Dataset records on visual material
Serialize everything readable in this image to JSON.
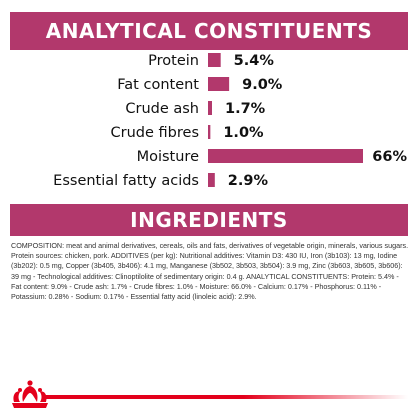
{
  "analytical": {
    "title": "ANALYTICAL CONSTITUENTS"
  },
  "ingredients": {
    "title": "INGREDIENTS",
    "composition": "COMPOSITION: meat and animal derivatives, cereals, oils and fats, derivatives of vegetable origin, minerals, various sugars. Protein sources: chicken, pork. ADDITIVES (per kg): Nutritional additives: Vitamin D3: 430 IU, Iron (3b103): 13 mg, Iodine (3b202): 0.5 mg, Copper (3b405, 3b406): 4.1 mg, Manganese (3b502, 3b503, 3b504): 3.9 mg, Zinc (3b603, 3b605, 3b606): 39 mg - Technological additives: Clinoptilolite of sedimentary origin: 0.4 g. ANALYTICAL CONSTITUENTS: Protein: 5.4% - Fat content: 9.0% - Crude ash: 1.7% - Crude fibres: 1.0% - Moisture: 66.0% - Calcium: 0.17% - Phosphorus: 0.11% - Potassium: 0.28% - Sodium: 0.17% - Essential fatty acid (linoleic acid): 2.9%."
  },
  "colors": {
    "accent": "#b2386c",
    "logo_red": "#e3001b"
  },
  "logo": {
    "icon": "royal-canin-crown-icon"
  },
  "chart_data": {
    "type": "bar",
    "orientation": "horizontal",
    "categories": [
      "Protein",
      "Fat content",
      "Crude ash",
      "Crude fibres",
      "Moisture",
      "Essential fatty acids"
    ],
    "values": [
      5.4,
      9.0,
      1.7,
      1.0,
      66,
      2.9
    ],
    "value_labels": [
      "5.4%",
      "9.0%",
      "1.7%",
      "1.0%",
      "66%",
      "2.9%"
    ],
    "unit": "%",
    "color": "#b2386c",
    "xlim": [
      0,
      66
    ],
    "grid": false,
    "legend": "none"
  }
}
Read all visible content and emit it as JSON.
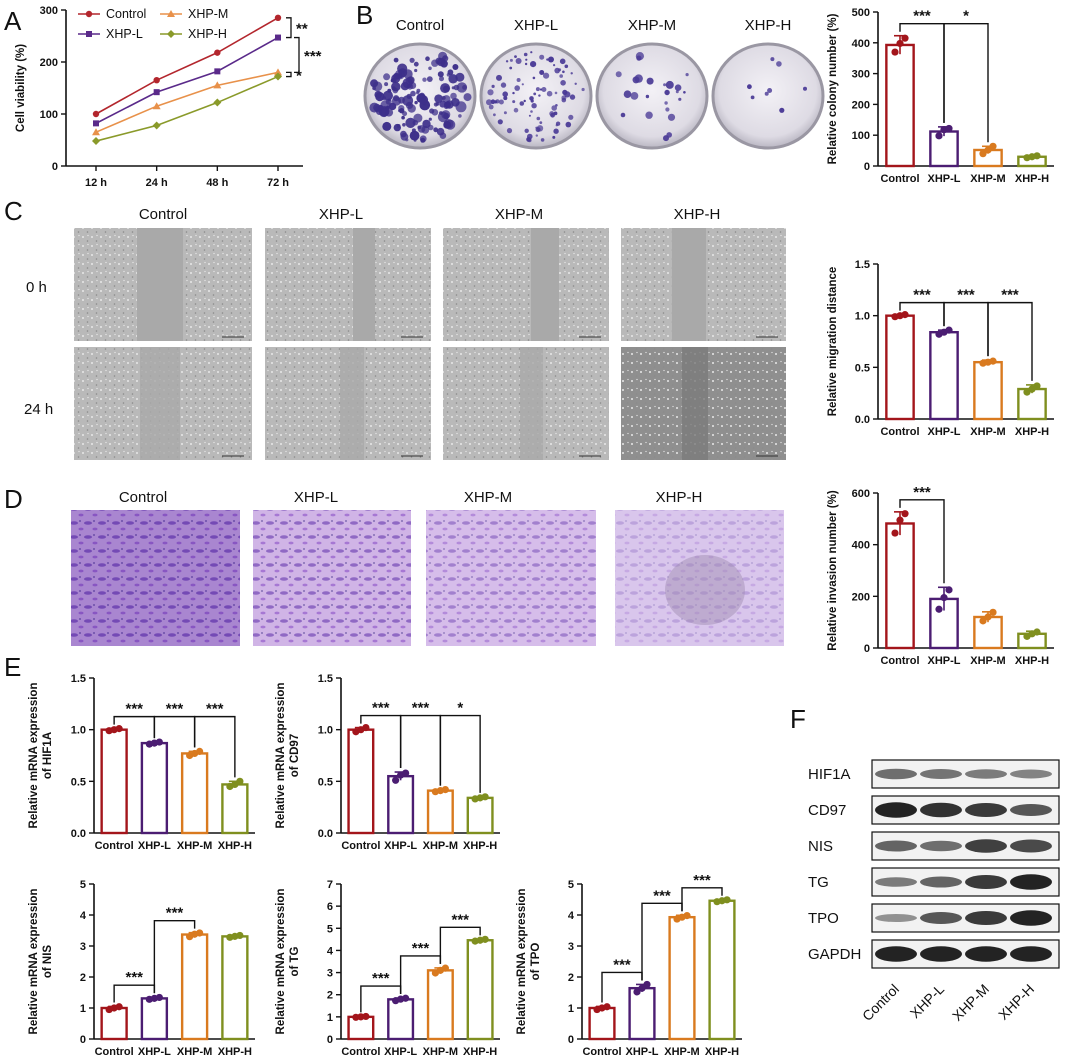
{
  "panel_labels": [
    "A",
    "B",
    "C",
    "D",
    "E",
    "F"
  ],
  "groups": [
    "Control",
    "XHP-L",
    "XHP-M",
    "XHP-H"
  ],
  "colors": {
    "Control": "#a3151b",
    "XHP-L": "#4b1d72",
    "XHP-M": "#d97a1f",
    "XHP-H": "#7f8f1f",
    "Control_line": "#b3262d",
    "XHP-L_line": "#5a2a8a",
    "XHP-M_line": "#e8914a",
    "XHP-H_line": "#8a9a2a"
  },
  "image_panels": {
    "B": {
      "titles": [
        "Control",
        "XHP-L",
        "XHP-M",
        "XHP-H"
      ]
    },
    "C": {
      "titles": [
        "Control",
        "XHP-L",
        "XHP-M",
        "XHP-H"
      ],
      "rows": [
        "0 h",
        "24 h"
      ]
    },
    "D": {
      "titles": [
        "Control",
        "XHP-L",
        "XHP-M",
        "XHP-H"
      ]
    }
  },
  "western_blot": {
    "proteins": [
      "HIF1A",
      "CD97",
      "NIS",
      "TG",
      "TPO",
      "GAPDH"
    ],
    "lanes": [
      "Control",
      "XHP-L",
      "XHP-M",
      "XHP-H"
    ]
  },
  "chart_data": [
    {
      "id": "A",
      "type": "line",
      "x": [
        "12 h",
        "24 h",
        "48 h",
        "72 h"
      ],
      "ylabel": "Cell viability (%)",
      "ylim": [
        0,
        300
      ],
      "yticks": [
        0,
        100,
        200,
        300
      ],
      "series": [
        {
          "name": "Control",
          "values": [
            100,
            165,
            218,
            285
          ]
        },
        {
          "name": "XHP-L",
          "values": [
            82,
            142,
            182,
            247
          ]
        },
        {
          "name": "XHP-M",
          "values": [
            65,
            115,
            155,
            180
          ]
        },
        {
          "name": "XHP-H",
          "values": [
            48,
            78,
            122,
            172
          ]
        }
      ],
      "legend": "top-left",
      "significance": [
        "**",
        "***",
        "*"
      ]
    },
    {
      "id": "B",
      "type": "bar",
      "categories": [
        "Control",
        "XHP-L",
        "XHP-M",
        "XHP-H"
      ],
      "values": [
        393,
        112,
        52,
        30
      ],
      "errors": [
        30,
        15,
        12,
        4
      ],
      "points": [
        [
          370,
          398,
          415
        ],
        [
          98,
          118,
          122
        ],
        [
          40,
          52,
          64
        ],
        [
          27,
          30,
          33
        ]
      ],
      "ylabel": "Relative colony number (%)",
      "ylim": [
        0,
        500
      ],
      "yticks": [
        0,
        100,
        200,
        300,
        400,
        500
      ],
      "significance": [
        {
          "from": 0,
          "to": 1,
          "text": "***"
        },
        {
          "from": 1,
          "to": 2,
          "text": "*"
        }
      ]
    },
    {
      "id": "C",
      "type": "bar",
      "categories": [
        "Control",
        "XHP-L",
        "XHP-M",
        "XHP-H"
      ],
      "values": [
        1.0,
        0.84,
        0.55,
        0.29
      ],
      "errors": [
        0.01,
        0.02,
        0.02,
        0.04
      ],
      "points": [
        [
          0.99,
          1.0,
          1.01
        ],
        [
          0.82,
          0.84,
          0.86
        ],
        [
          0.54,
          0.55,
          0.56
        ],
        [
          0.26,
          0.29,
          0.32
        ]
      ],
      "ylabel": "Relative migration distance",
      "ylim": [
        0,
        1.5
      ],
      "yticks": [
        0.0,
        0.5,
        1.0,
        1.5
      ],
      "significance": [
        {
          "from": 0,
          "to": 1,
          "text": "***"
        },
        {
          "from": 1,
          "to": 2,
          "text": "***"
        },
        {
          "from": 2,
          "to": 3,
          "text": "***"
        }
      ]
    },
    {
      "id": "D",
      "type": "bar",
      "categories": [
        "Control",
        "XHP-L",
        "XHP-M",
        "XHP-H"
      ],
      "values": [
        482,
        190,
        120,
        55
      ],
      "errors": [
        45,
        45,
        20,
        10
      ],
      "points": [
        [
          445,
          495,
          520
        ],
        [
          150,
          195,
          225
        ],
        [
          105,
          120,
          138
        ],
        [
          45,
          55,
          62
        ]
      ],
      "ylabel": "Relative invasion number (%)",
      "ylim": [
        0,
        600
      ],
      "yticks": [
        0,
        200,
        400,
        600
      ],
      "significance": [
        {
          "from": 0,
          "to": 1,
          "text": "***"
        }
      ]
    },
    {
      "id": "E1",
      "type": "bar",
      "categories": [
        "Control",
        "XHP-L",
        "XHP-M",
        "XHP-H"
      ],
      "values": [
        1.0,
        0.87,
        0.77,
        0.47
      ],
      "errors": [
        0.01,
        0.01,
        0.02,
        0.03
      ],
      "points": [
        [
          0.99,
          1.0,
          1.01
        ],
        [
          0.86,
          0.87,
          0.88
        ],
        [
          0.75,
          0.77,
          0.79
        ],
        [
          0.45,
          0.47,
          0.5
        ]
      ],
      "ylabel": [
        "Relative mRNA expression",
        "of HIF1A"
      ],
      "ylim": [
        0,
        1.5
      ],
      "yticks": [
        0.0,
        0.5,
        1.0,
        1.5
      ],
      "significance": [
        {
          "from": 0,
          "to": 1,
          "text": "***"
        },
        {
          "from": 1,
          "to": 2,
          "text": "***"
        },
        {
          "from": 2,
          "to": 3,
          "text": "***"
        }
      ]
    },
    {
      "id": "E2",
      "type": "bar",
      "categories": [
        "Control",
        "XHP-L",
        "XHP-M",
        "XHP-H"
      ],
      "values": [
        1.0,
        0.55,
        0.41,
        0.34
      ],
      "errors": [
        0.02,
        0.04,
        0.01,
        0.01
      ],
      "points": [
        [
          0.98,
          1.0,
          1.02
        ],
        [
          0.51,
          0.56,
          0.58
        ],
        [
          0.4,
          0.41,
          0.42
        ],
        [
          0.33,
          0.34,
          0.35
        ]
      ],
      "ylabel": [
        "Relative mRNA expression",
        "of CD97"
      ],
      "ylim": [
        0,
        1.5
      ],
      "yticks": [
        0.0,
        0.5,
        1.0,
        1.5
      ],
      "significance": [
        {
          "from": 0,
          "to": 1,
          "text": "***"
        },
        {
          "from": 1,
          "to": 2,
          "text": "***"
        },
        {
          "from": 2,
          "to": 3,
          "text": "*"
        }
      ]
    },
    {
      "id": "E3",
      "type": "bar",
      "categories": [
        "Control",
        "XHP-L",
        "XHP-M",
        "XHP-H"
      ],
      "values": [
        1.0,
        1.31,
        3.37,
        3.31
      ],
      "errors": [
        0.05,
        0.04,
        0.06,
        0.04
      ],
      "points": [
        [
          0.95,
          1.0,
          1.04
        ],
        [
          1.28,
          1.31,
          1.34
        ],
        [
          3.3,
          3.38,
          3.42
        ],
        [
          3.28,
          3.31,
          3.34
        ]
      ],
      "ylabel": [
        "Relative mRNA expression",
        "of NIS"
      ],
      "ylim": [
        0,
        5
      ],
      "yticks": [
        0,
        1,
        2,
        3,
        4,
        5
      ],
      "significance": [
        {
          "from": 0,
          "to": 1,
          "text": "***"
        },
        {
          "from": 1,
          "to": 2,
          "text": "***"
        }
      ]
    },
    {
      "id": "E4",
      "type": "bar",
      "categories": [
        "Control",
        "XHP-L",
        "XHP-M",
        "XHP-H"
      ],
      "values": [
        1.0,
        1.79,
        3.1,
        4.46
      ],
      "errors": [
        0.02,
        0.06,
        0.11,
        0.04
      ],
      "points": [
        [
          0.98,
          1.0,
          1.02
        ],
        [
          1.73,
          1.8,
          1.84
        ],
        [
          2.98,
          3.1,
          3.2
        ],
        [
          4.42,
          4.46,
          4.5
        ]
      ],
      "ylabel": [
        "Relative mRNA expression",
        "of TG"
      ],
      "ylim": [
        0,
        7
      ],
      "yticks": [
        0,
        1,
        2,
        3,
        4,
        5,
        6,
        7
      ],
      "significance": [
        {
          "from": 0,
          "to": 1,
          "text": "***"
        },
        {
          "from": 1,
          "to": 2,
          "text": "***"
        },
        {
          "from": 2,
          "to": 3,
          "text": "***"
        }
      ]
    },
    {
      "id": "E5",
      "type": "bar",
      "categories": [
        "Control",
        "XHP-L",
        "XHP-M",
        "XHP-H"
      ],
      "values": [
        1.0,
        1.64,
        3.93,
        4.46
      ],
      "errors": [
        0.05,
        0.12,
        0.06,
        0.03
      ],
      "points": [
        [
          0.95,
          1.0,
          1.04
        ],
        [
          1.52,
          1.64,
          1.76
        ],
        [
          3.87,
          3.93,
          3.98
        ],
        [
          4.43,
          4.46,
          4.49
        ]
      ],
      "ylabel": [
        "Relative mRNA expression",
        "of TPO"
      ],
      "ylim": [
        0,
        5
      ],
      "yticks": [
        0,
        1,
        2,
        3,
        4,
        5
      ],
      "significance": [
        {
          "from": 0,
          "to": 1,
          "text": "***"
        },
        {
          "from": 1,
          "to": 2,
          "text": "***"
        },
        {
          "from": 2,
          "to": 3,
          "text": "***"
        }
      ]
    }
  ]
}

> **What needs to be done**
Please list every line of the records that contains "fibres".

> **Solution to the exercise**
    "composition": "COMPOSITION: meat and animal derivatives, cereals, oils and fats, derivatives of vegetable origin, minerals, various sugars. Protein sources: chicken, pork. ADDITIVES (per kg): Nutritional additives: Vitamin D3: 430 IU, Iron (3b103): 13 mg, Iodine (3b202): 0.5 mg, Copper (3b405, 3b406): 4.1 mg, Manganese (3b502, 3b503, 3b504): 3.9 mg, Zinc (3b603, 3b605, 3b606): 39 mg - Technological additives: Clinoptilolite of sedimentary origin: 0.4 g. ANALYTICAL CONSTITUENTS: Protein: 5.4% - Fat content: 9.0% - Crude ash: 1.7% - Crude fibres: 1.0% - Moisture: 66.0% - Calcium: 0.17% - Phosphorus: 0.11% - Potassium: 0.28% - Sodium: 0.17% - Essential fatty acid (linoleic acid): 2.9%."
      "Crude fibres",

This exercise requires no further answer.